Report every line from the material that contains the word "BENI".

--- begin ---

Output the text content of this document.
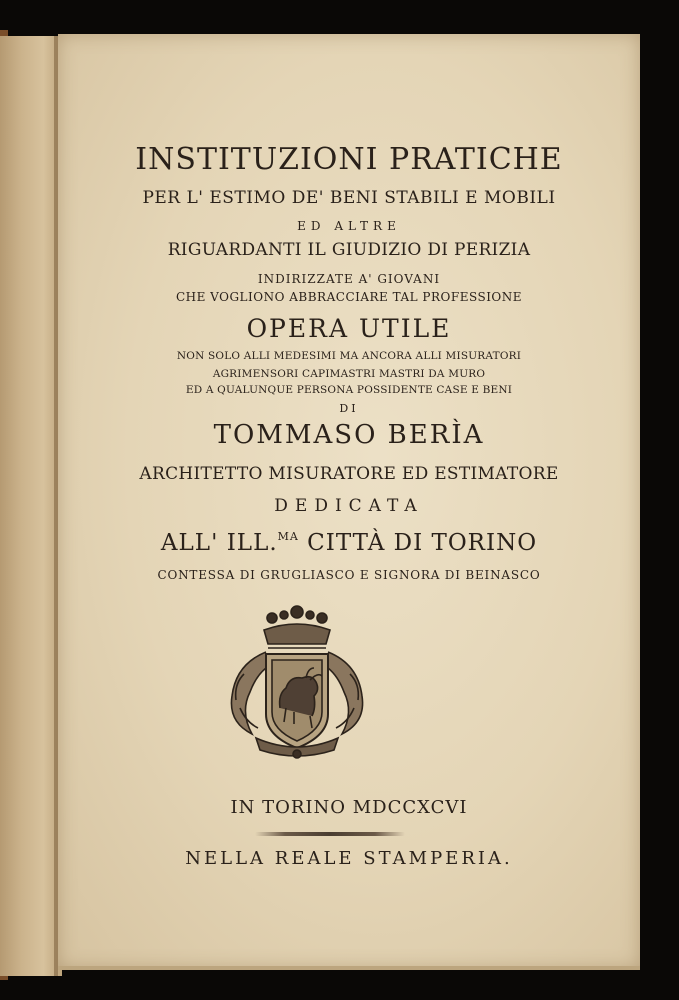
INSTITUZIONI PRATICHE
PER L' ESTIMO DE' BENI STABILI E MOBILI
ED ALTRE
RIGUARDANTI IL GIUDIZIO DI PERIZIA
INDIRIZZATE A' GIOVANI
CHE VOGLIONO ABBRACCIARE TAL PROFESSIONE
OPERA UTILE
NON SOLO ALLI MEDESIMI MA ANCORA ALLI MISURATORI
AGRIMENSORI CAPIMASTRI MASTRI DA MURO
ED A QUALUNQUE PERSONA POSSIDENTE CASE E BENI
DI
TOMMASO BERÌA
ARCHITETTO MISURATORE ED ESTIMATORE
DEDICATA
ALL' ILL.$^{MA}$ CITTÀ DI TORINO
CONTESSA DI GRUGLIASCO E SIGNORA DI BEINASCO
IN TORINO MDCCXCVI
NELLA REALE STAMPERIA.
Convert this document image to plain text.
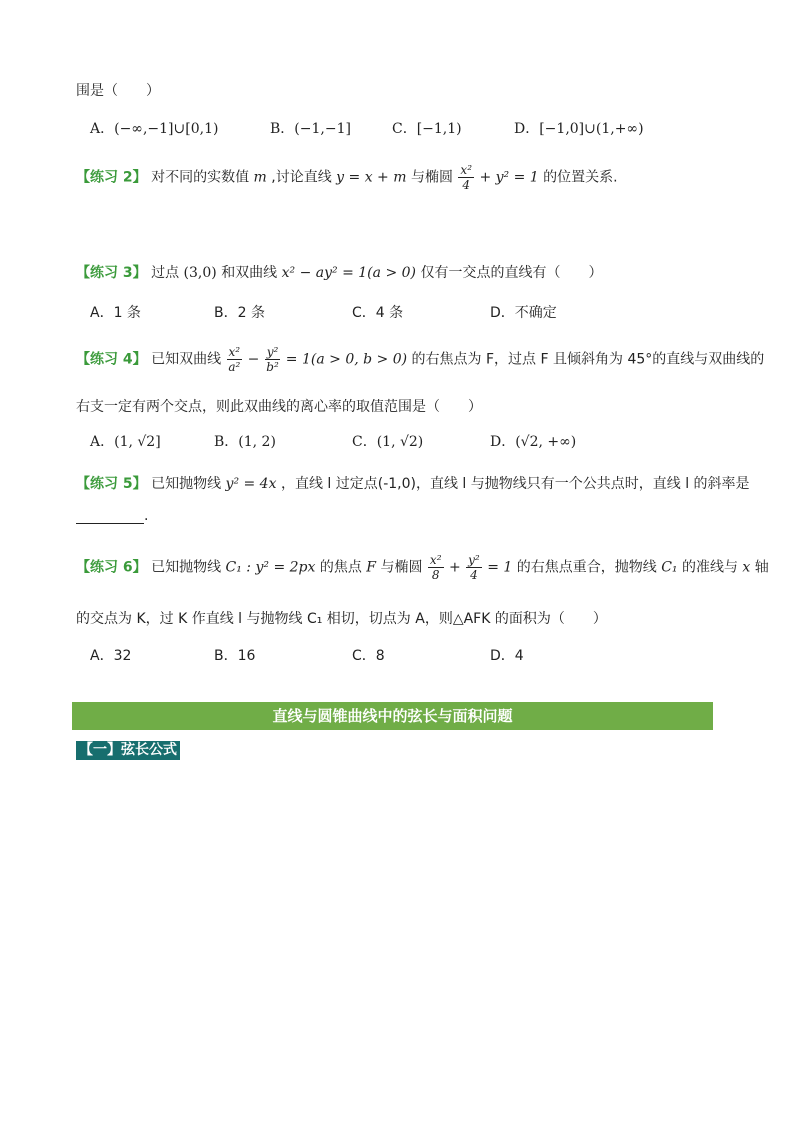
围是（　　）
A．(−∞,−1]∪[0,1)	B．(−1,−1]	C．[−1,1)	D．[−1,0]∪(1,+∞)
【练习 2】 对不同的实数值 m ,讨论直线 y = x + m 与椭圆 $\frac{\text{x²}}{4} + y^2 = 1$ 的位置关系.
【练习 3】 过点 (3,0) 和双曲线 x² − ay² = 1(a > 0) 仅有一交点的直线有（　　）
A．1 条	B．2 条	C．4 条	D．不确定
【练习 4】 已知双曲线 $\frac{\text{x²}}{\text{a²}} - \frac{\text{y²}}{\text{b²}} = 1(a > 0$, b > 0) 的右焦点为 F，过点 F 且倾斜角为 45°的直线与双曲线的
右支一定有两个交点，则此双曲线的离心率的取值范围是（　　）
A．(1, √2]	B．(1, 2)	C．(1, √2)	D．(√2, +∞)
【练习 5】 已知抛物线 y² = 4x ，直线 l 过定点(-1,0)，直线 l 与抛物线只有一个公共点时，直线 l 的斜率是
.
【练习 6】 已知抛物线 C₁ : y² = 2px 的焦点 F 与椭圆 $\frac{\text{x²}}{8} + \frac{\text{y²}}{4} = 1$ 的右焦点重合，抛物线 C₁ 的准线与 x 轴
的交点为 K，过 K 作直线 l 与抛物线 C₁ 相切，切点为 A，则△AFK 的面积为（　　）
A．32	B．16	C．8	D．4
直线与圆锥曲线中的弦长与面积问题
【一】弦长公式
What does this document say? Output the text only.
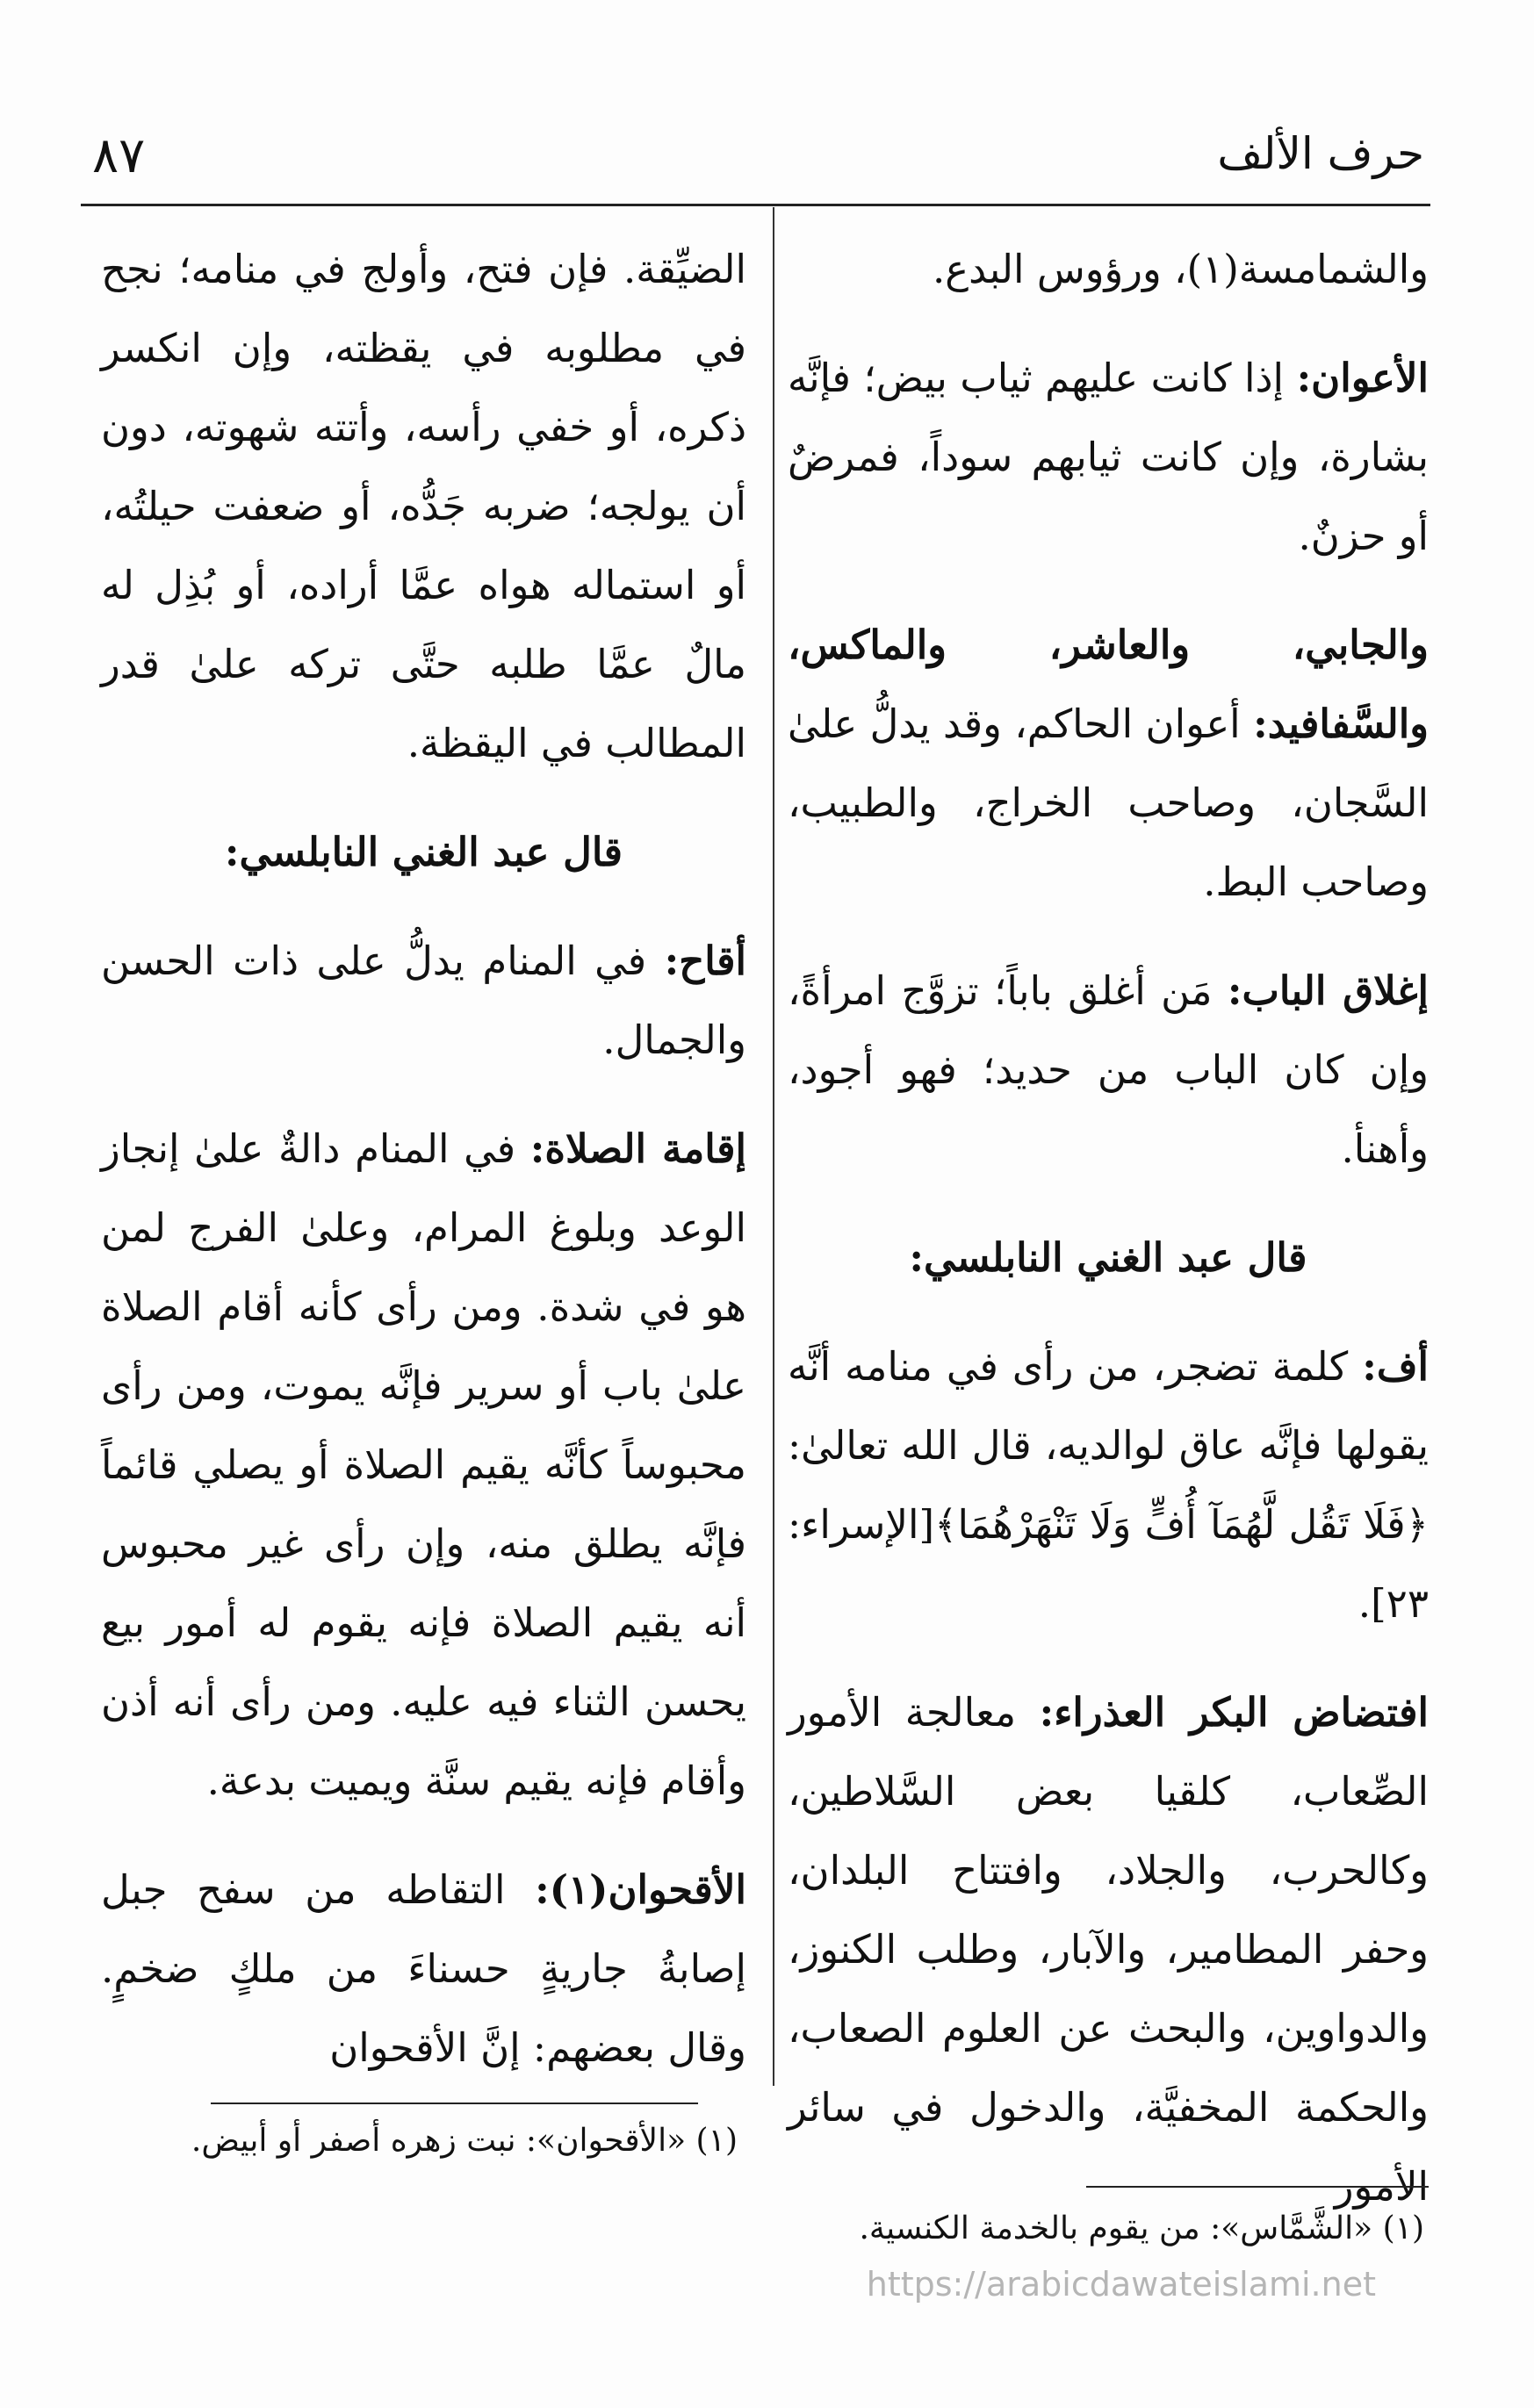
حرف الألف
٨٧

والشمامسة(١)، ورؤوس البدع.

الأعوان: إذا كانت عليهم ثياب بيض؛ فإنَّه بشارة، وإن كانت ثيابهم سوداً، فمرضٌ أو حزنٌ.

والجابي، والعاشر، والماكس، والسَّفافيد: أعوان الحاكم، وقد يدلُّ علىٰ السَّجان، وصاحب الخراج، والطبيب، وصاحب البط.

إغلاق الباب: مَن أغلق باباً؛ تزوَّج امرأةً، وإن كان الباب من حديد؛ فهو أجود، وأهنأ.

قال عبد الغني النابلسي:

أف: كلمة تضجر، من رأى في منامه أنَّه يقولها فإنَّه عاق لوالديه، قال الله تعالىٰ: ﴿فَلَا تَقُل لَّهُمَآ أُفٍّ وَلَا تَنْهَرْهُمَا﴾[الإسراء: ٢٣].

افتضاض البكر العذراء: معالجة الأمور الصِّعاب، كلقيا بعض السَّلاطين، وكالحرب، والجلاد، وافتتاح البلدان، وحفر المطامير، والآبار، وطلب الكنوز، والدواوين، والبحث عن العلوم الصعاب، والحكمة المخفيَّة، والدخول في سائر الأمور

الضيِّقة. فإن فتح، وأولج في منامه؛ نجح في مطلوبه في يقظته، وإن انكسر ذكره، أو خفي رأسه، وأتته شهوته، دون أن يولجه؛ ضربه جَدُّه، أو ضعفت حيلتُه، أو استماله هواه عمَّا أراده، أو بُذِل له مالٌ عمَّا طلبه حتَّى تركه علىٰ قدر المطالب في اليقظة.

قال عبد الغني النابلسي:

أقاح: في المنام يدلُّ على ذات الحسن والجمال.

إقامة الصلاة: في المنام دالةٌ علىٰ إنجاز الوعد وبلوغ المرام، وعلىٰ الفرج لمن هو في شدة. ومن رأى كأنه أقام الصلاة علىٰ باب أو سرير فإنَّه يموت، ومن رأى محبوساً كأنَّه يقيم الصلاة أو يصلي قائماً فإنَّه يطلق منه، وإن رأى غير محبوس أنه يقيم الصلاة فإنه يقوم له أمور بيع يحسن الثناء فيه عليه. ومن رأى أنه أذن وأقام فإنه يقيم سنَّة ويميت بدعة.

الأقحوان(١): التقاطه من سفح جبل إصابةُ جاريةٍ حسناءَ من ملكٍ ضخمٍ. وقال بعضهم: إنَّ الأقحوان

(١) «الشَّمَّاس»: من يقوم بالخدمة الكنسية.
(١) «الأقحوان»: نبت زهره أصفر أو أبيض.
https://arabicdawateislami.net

--- end ---

Exercise output ▸
PER L' ESTIMO DE' BENI STABILI E MOBILI
ED A QUALUNQUE PERSONA POSSIDENTE CASE E BENI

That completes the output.